%%

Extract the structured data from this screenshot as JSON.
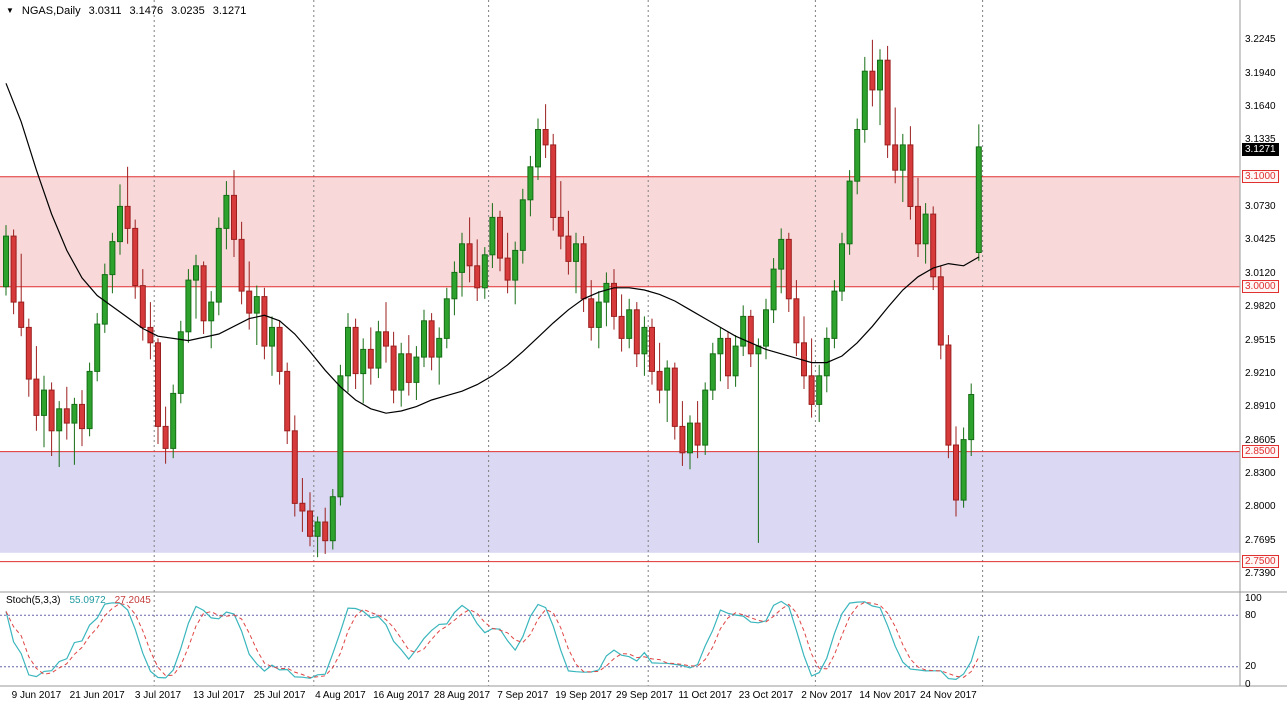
{
  "header": {
    "symbol": "NGAS,Daily",
    "open": "3.0311",
    "high": "3.1476",
    "low": "3.0235",
    "close": "3.1271"
  },
  "colors": {
    "bull": "#2da32d",
    "bull_border": "#156e15",
    "bear": "#d63a3a",
    "bear_border": "#9c1f1f",
    "ma": "#000000",
    "level": "#e03030",
    "stoch_k": "#3ab6bd",
    "stoch_d": "#e04545",
    "stoch_level": "#6666aa",
    "grid": "#808080",
    "pane_border": "#9a9a9a",
    "axis_text": "#000000",
    "current_bg": "#000000",
    "current_text": "#ffffff"
  },
  "chart_data": {
    "type": "candlestick",
    "title": "NGAS,Daily",
    "last_bar": {
      "open": 3.0311,
      "high": 3.1476,
      "low": 3.0235,
      "close": 3.1271
    },
    "price_axis": {
      "min": 2.726,
      "max": 3.248,
      "ticks": [
        "3.2245",
        "3.1940",
        "3.1640",
        "3.1335",
        "3.0730",
        "3.0425",
        "3.0120",
        "2.9820",
        "2.9515",
        "2.9210",
        "2.8910",
        "2.8605",
        "2.8300",
        "2.8000",
        "2.7695",
        "2.7390"
      ]
    },
    "current_price": {
      "price": 3.1271,
      "label": "3.1271"
    },
    "levels": [
      {
        "price": 3.1,
        "label": "3.1000"
      },
      {
        "price": 3.0,
        "label": "3.0000"
      },
      {
        "price": 2.85,
        "label": "2.8500"
      },
      {
        "price": 2.75,
        "label": "2.7500"
      }
    ],
    "zones": [
      {
        "from": 3.0,
        "to": 3.1,
        "fill": "#f8d8d8"
      },
      {
        "from": 2.758,
        "to": 2.85,
        "fill": "#dad8f2"
      }
    ],
    "x_axis": {
      "labels": [
        {
          "i": 4,
          "text": "9 Jun 2017"
        },
        {
          "i": 12,
          "text": "21 Jun 2017"
        },
        {
          "i": 20,
          "text": "3 Jul 2017"
        },
        {
          "i": 28,
          "text": "13 Jul 2017"
        },
        {
          "i": 36,
          "text": "25 Jul 2017"
        },
        {
          "i": 44,
          "text": "4 Aug 2017"
        },
        {
          "i": 52,
          "text": "16 Aug 2017"
        },
        {
          "i": 60,
          "text": "28 Aug 2017"
        },
        {
          "i": 68,
          "text": "7 Sep 2017"
        },
        {
          "i": 76,
          "text": "19 Sep 2017"
        },
        {
          "i": 84,
          "text": "29 Sep 2017"
        },
        {
          "i": 92,
          "text": "11 Oct 2017"
        },
        {
          "i": 100,
          "text": "23 Oct 2017"
        },
        {
          "i": 108,
          "text": "2 Nov 2017"
        },
        {
          "i": 116,
          "text": "14 Nov 2017"
        },
        {
          "i": 124,
          "text": "24 Nov 2017"
        }
      ]
    },
    "separators_i": [
      20,
      41,
      64,
      85,
      107,
      129
    ],
    "candles": [
      [
        3.0,
        3.056,
        2.992,
        3.046
      ],
      [
        3.046,
        3.052,
        2.975,
        2.986
      ],
      [
        2.986,
        3.03,
        2.955,
        2.963
      ],
      [
        2.963,
        2.971,
        2.9,
        2.916
      ],
      [
        2.916,
        2.946,
        2.869,
        2.883
      ],
      [
        2.883,
        2.919,
        2.854,
        2.906
      ],
      [
        2.906,
        2.913,
        2.846,
        2.869
      ],
      [
        2.869,
        2.896,
        2.836,
        2.889
      ],
      [
        2.889,
        2.909,
        2.861,
        2.876
      ],
      [
        2.876,
        2.899,
        2.838,
        2.893
      ],
      [
        2.893,
        2.906,
        2.855,
        2.871
      ],
      [
        2.871,
        2.931,
        2.864,
        2.923
      ],
      [
        2.923,
        2.976,
        2.914,
        2.966
      ],
      [
        2.966,
        3.021,
        2.958,
        3.011
      ],
      [
        3.011,
        3.049,
        2.994,
        3.041
      ],
      [
        3.041,
        3.093,
        3.029,
        3.073
      ],
      [
        3.073,
        3.109,
        3.039,
        3.053
      ],
      [
        3.053,
        3.061,
        2.989,
        3.001
      ],
      [
        3.001,
        3.016,
        2.951,
        2.963
      ],
      [
        2.963,
        2.986,
        2.934,
        2.949
      ],
      [
        2.949,
        2.953,
        2.857,
        2.873
      ],
      [
        2.873,
        2.891,
        2.839,
        2.853
      ],
      [
        2.853,
        2.911,
        2.844,
        2.903
      ],
      [
        2.903,
        2.969,
        2.894,
        2.959
      ],
      [
        2.959,
        3.016,
        2.949,
        3.006
      ],
      [
        3.006,
        3.029,
        2.971,
        3.019
      ],
      [
        3.019,
        3.023,
        2.957,
        2.969
      ],
      [
        2.969,
        2.996,
        2.944,
        2.986
      ],
      [
        2.986,
        3.063,
        2.974,
        3.053
      ],
      [
        3.053,
        3.096,
        3.034,
        3.083
      ],
      [
        3.083,
        3.106,
        3.027,
        3.043
      ],
      [
        3.043,
        3.059,
        2.984,
        2.996
      ],
      [
        2.996,
        3.023,
        2.961,
        2.976
      ],
      [
        2.976,
        3.001,
        2.947,
        2.991
      ],
      [
        2.991,
        2.999,
        2.934,
        2.946
      ],
      [
        2.946,
        2.973,
        2.919,
        2.963
      ],
      [
        2.963,
        2.969,
        2.911,
        2.923
      ],
      [
        2.923,
        2.931,
        2.857,
        2.869
      ],
      [
        2.869,
        2.883,
        2.791,
        2.803
      ],
      [
        2.803,
        2.826,
        2.777,
        2.796
      ],
      [
        2.796,
        2.813,
        2.764,
        2.773
      ],
      [
        2.773,
        2.791,
        2.754,
        2.786
      ],
      [
        2.786,
        2.799,
        2.757,
        2.769
      ],
      [
        2.769,
        2.816,
        2.761,
        2.809
      ],
      [
        2.809,
        2.929,
        2.801,
        2.919
      ],
      [
        2.919,
        2.976,
        2.904,
        2.963
      ],
      [
        2.963,
        2.971,
        2.907,
        2.921
      ],
      [
        2.921,
        2.953,
        2.894,
        2.943
      ],
      [
        2.943,
        2.963,
        2.911,
        2.926
      ],
      [
        2.926,
        2.969,
        2.917,
        2.959
      ],
      [
        2.959,
        2.986,
        2.931,
        2.946
      ],
      [
        2.946,
        2.959,
        2.894,
        2.906
      ],
      [
        2.906,
        2.949,
        2.891,
        2.939
      ],
      [
        2.939,
        2.956,
        2.901,
        2.913
      ],
      [
        2.913,
        2.946,
        2.897,
        2.936
      ],
      [
        2.936,
        2.979,
        2.927,
        2.969
      ],
      [
        2.969,
        2.976,
        2.924,
        2.936
      ],
      [
        2.936,
        2.963,
        2.911,
        2.953
      ],
      [
        2.953,
        2.999,
        2.944,
        2.989
      ],
      [
        2.989,
        3.023,
        2.974,
        3.013
      ],
      [
        3.013,
        3.049,
        2.991,
        3.039
      ],
      [
        3.039,
        3.063,
        3.004,
        3.019
      ],
      [
        3.019,
        3.043,
        2.987,
        2.999
      ],
      [
        2.999,
        3.036,
        2.989,
        3.029
      ],
      [
        3.029,
        3.076,
        3.017,
        3.063
      ],
      [
        3.063,
        3.069,
        3.014,
        3.026
      ],
      [
        3.026,
        3.049,
        2.994,
        3.006
      ],
      [
        3.006,
        3.041,
        2.984,
        3.033
      ],
      [
        3.033,
        3.089,
        3.021,
        3.079
      ],
      [
        3.079,
        3.119,
        3.064,
        3.109
      ],
      [
        3.109,
        3.153,
        3.097,
        3.143
      ],
      [
        3.143,
        3.166,
        3.117,
        3.129
      ],
      [
        3.129,
        3.139,
        3.051,
        3.063
      ],
      [
        3.063,
        3.096,
        3.034,
        3.046
      ],
      [
        3.046,
        3.069,
        3.011,
        3.023
      ],
      [
        3.023,
        3.049,
        2.994,
        3.039
      ],
      [
        3.039,
        3.046,
        2.977,
        2.989
      ],
      [
        2.989,
        3.006,
        2.951,
        2.963
      ],
      [
        2.963,
        2.996,
        2.944,
        2.986
      ],
      [
        2.986,
        3.013,
        2.964,
        3.003
      ],
      [
        3.003,
        3.016,
        2.961,
        2.973
      ],
      [
        2.973,
        2.993,
        2.941,
        2.953
      ],
      [
        2.953,
        2.989,
        2.944,
        2.979
      ],
      [
        2.979,
        2.986,
        2.927,
        2.939
      ],
      [
        2.939,
        2.973,
        2.919,
        2.963
      ],
      [
        2.963,
        2.971,
        2.911,
        2.923
      ],
      [
        2.923,
        2.949,
        2.894,
        2.906
      ],
      [
        2.906,
        2.933,
        2.877,
        2.926
      ],
      [
        2.926,
        2.931,
        2.861,
        2.873
      ],
      [
        2.873,
        2.896,
        2.837,
        2.849
      ],
      [
        2.849,
        2.883,
        2.834,
        2.876
      ],
      [
        2.876,
        2.896,
        2.844,
        2.856
      ],
      [
        2.856,
        2.913,
        2.847,
        2.906
      ],
      [
        2.906,
        2.949,
        2.897,
        2.939
      ],
      [
        2.939,
        2.963,
        2.914,
        2.953
      ],
      [
        2.953,
        2.959,
        2.907,
        2.919
      ],
      [
        2.919,
        2.956,
        2.909,
        2.946
      ],
      [
        2.946,
        2.983,
        2.937,
        2.973
      ],
      [
        2.973,
        2.979,
        2.927,
        2.939
      ],
      [
        2.939,
        2.953,
        2.767,
        2.946
      ],
      [
        2.946,
        2.989,
        2.934,
        2.979
      ],
      [
        2.979,
        3.026,
        2.967,
        3.016
      ],
      [
        3.016,
        3.053,
        2.994,
        3.043
      ],
      [
        3.043,
        3.049,
        2.977,
        2.989
      ],
      [
        2.989,
        3.006,
        2.937,
        2.949
      ],
      [
        2.949,
        2.973,
        2.907,
        2.919
      ],
      [
        2.919,
        2.953,
        2.881,
        2.893
      ],
      [
        2.893,
        2.929,
        2.877,
        2.919
      ],
      [
        2.919,
        2.963,
        2.904,
        2.953
      ],
      [
        2.953,
        3.006,
        2.944,
        2.996
      ],
      [
        2.996,
        3.049,
        2.987,
        3.039
      ],
      [
        3.039,
        3.106,
        3.029,
        3.096
      ],
      [
        3.096,
        3.153,
        3.084,
        3.143
      ],
      [
        3.143,
        3.209,
        3.131,
        3.196
      ],
      [
        3.196,
        3.2245,
        3.164,
        3.179
      ],
      [
        3.179,
        3.216,
        3.147,
        3.206
      ],
      [
        3.206,
        3.219,
        3.117,
        3.129
      ],
      [
        3.129,
        3.163,
        3.094,
        3.106
      ],
      [
        3.106,
        3.139,
        3.077,
        3.129
      ],
      [
        3.129,
        3.146,
        3.061,
        3.073
      ],
      [
        3.073,
        3.099,
        3.027,
        3.039
      ],
      [
        3.039,
        3.076,
        3.021,
        3.066
      ],
      [
        3.066,
        3.073,
        2.997,
        3.009
      ],
      [
        3.009,
        3.019,
        2.934,
        2.947
      ],
      [
        2.947,
        2.956,
        2.844,
        2.856
      ],
      [
        2.856,
        2.873,
        2.791,
        2.806
      ],
      [
        2.806,
        2.872,
        2.799,
        2.861
      ],
      [
        2.861,
        2.912,
        2.846,
        2.902
      ],
      [
        3.0311,
        3.1476,
        3.0235,
        3.1271
      ]
    ],
    "ma_points": [
      [
        0,
        3.185
      ],
      [
        2,
        3.15
      ],
      [
        4,
        3.106
      ],
      [
        6,
        3.066
      ],
      [
        8,
        3.033
      ],
      [
        10,
        3.008
      ],
      [
        12,
        2.992
      ],
      [
        14,
        2.982
      ],
      [
        16,
        2.972
      ],
      [
        18,
        2.962
      ],
      [
        20,
        2.955
      ],
      [
        24,
        2.951
      ],
      [
        28,
        2.957
      ],
      [
        32,
        2.971
      ],
      [
        34,
        2.974
      ],
      [
        36,
        2.969
      ],
      [
        38,
        2.957
      ],
      [
        40,
        2.941
      ],
      [
        42,
        2.924
      ],
      [
        44,
        2.909
      ],
      [
        46,
        2.897
      ],
      [
        48,
        2.889
      ],
      [
        50,
        2.885
      ],
      [
        52,
        2.887
      ],
      [
        54,
        2.891
      ],
      [
        56,
        2.897
      ],
      [
        58,
        2.901
      ],
      [
        60,
        2.905
      ],
      [
        62,
        2.911
      ],
      [
        64,
        2.919
      ],
      [
        66,
        2.929
      ],
      [
        68,
        2.941
      ],
      [
        70,
        2.954
      ],
      [
        72,
        2.967
      ],
      [
        74,
        2.979
      ],
      [
        76,
        2.989
      ],
      [
        78,
        2.995
      ],
      [
        80,
        2.999
      ],
      [
        82,
        2.999
      ],
      [
        84,
        2.997
      ],
      [
        86,
        2.993
      ],
      [
        88,
        2.987
      ],
      [
        90,
        2.979
      ],
      [
        92,
        2.971
      ],
      [
        94,
        2.963
      ],
      [
        96,
        2.955
      ],
      [
        98,
        2.949
      ],
      [
        100,
        2.943
      ],
      [
        102,
        2.939
      ],
      [
        104,
        2.935
      ],
      [
        106,
        2.931
      ],
      [
        108,
        2.931
      ],
      [
        110,
        2.937
      ],
      [
        112,
        2.949
      ],
      [
        114,
        2.964
      ],
      [
        116,
        2.981
      ],
      [
        118,
        2.997
      ],
      [
        120,
        3.009
      ],
      [
        122,
        3.017
      ],
      [
        124,
        3.021
      ],
      [
        126,
        3.019
      ],
      [
        128,
        3.027
      ]
    ],
    "stochastic": {
      "label": "Stoch(5,3,3)",
      "k_period": 5,
      "slowing": 3,
      "d_period": 3,
      "k_value": "55.0972",
      "d_value": "27.2045",
      "range": [
        0,
        100
      ],
      "levels": [
        20,
        80
      ],
      "axis_ticks": [
        "100",
        "80",
        "20",
        "0"
      ]
    }
  }
}
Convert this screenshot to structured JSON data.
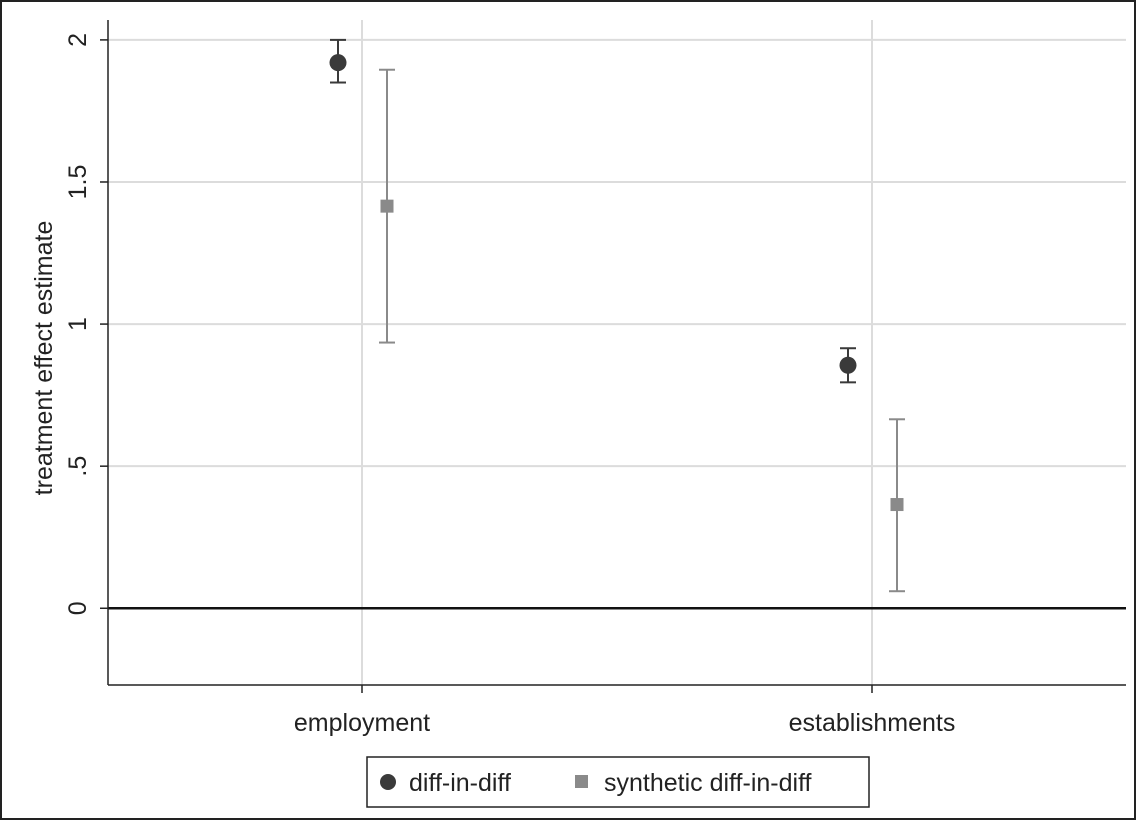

%%

Look above for every line with the word "structured" and copy it.

### WRITTEN ANSWER
Extract the structured data from this screenshot as JSON.
Convert this screenshot to structured JSON data.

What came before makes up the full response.